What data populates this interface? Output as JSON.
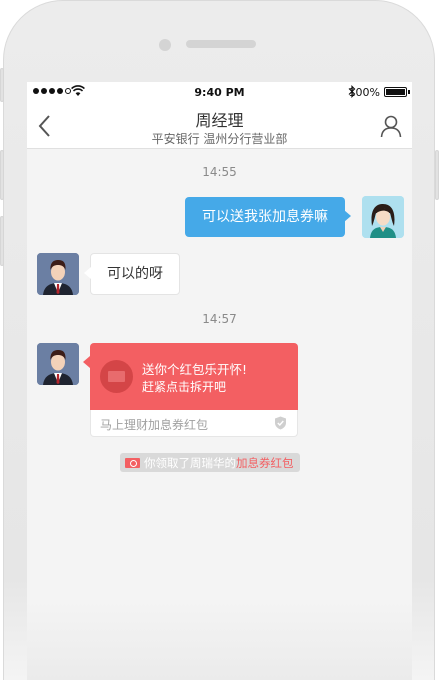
{
  "status_bar": {
    "time": "9:40 PM",
    "battery": "100%"
  },
  "header": {
    "title": "周经理",
    "subtitle": "平安银行 温州分行营业部"
  },
  "messages": {
    "time_1": "14:55",
    "sent_text": "可以送我张加息券嘛",
    "received_text": "可以的呀",
    "time_2": "14:57"
  },
  "red_packet": {
    "title": "送你个红包乐开怀!",
    "subtitle": "赶紧点击拆开吧",
    "footer": "马上理财加息券红包"
  },
  "notice": {
    "text": "你领取了周瑞华的",
    "link": "加息券红包"
  },
  "colors": {
    "sent_bubble": "#45a9e8",
    "red_packet": "#f35f62"
  }
}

**Exercise instructions**
All the records need to be repeated exactly, with the images dropped.

**Result for this task**
What data populates this interface? Output as JSON.
{
  "status_bar": {
    "time": "9:40 PM",
    "battery": "100%"
  },
  "header": {
    "title": "周经理",
    "subtitle": "平安银行 温州分行营业部"
  },
  "messages": {
    "time_1": "14:55",
    "sent_text": "可以送我张加息券嘛",
    "received_text": "可以的呀",
    "time_2": "14:57"
  },
  "red_packet": {
    "title": "送你个红包乐开怀!",
    "subtitle": "赶紧点击拆开吧",
    "footer": "马上理财加息券红包"
  },
  "notice": {
    "text": "你领取了周瑞华的",
    "link": "加息券红包"
  },
  "colors": {
    "sent_bubble": "#45a9e8",
    "red_packet": "#f35f62"
  }
}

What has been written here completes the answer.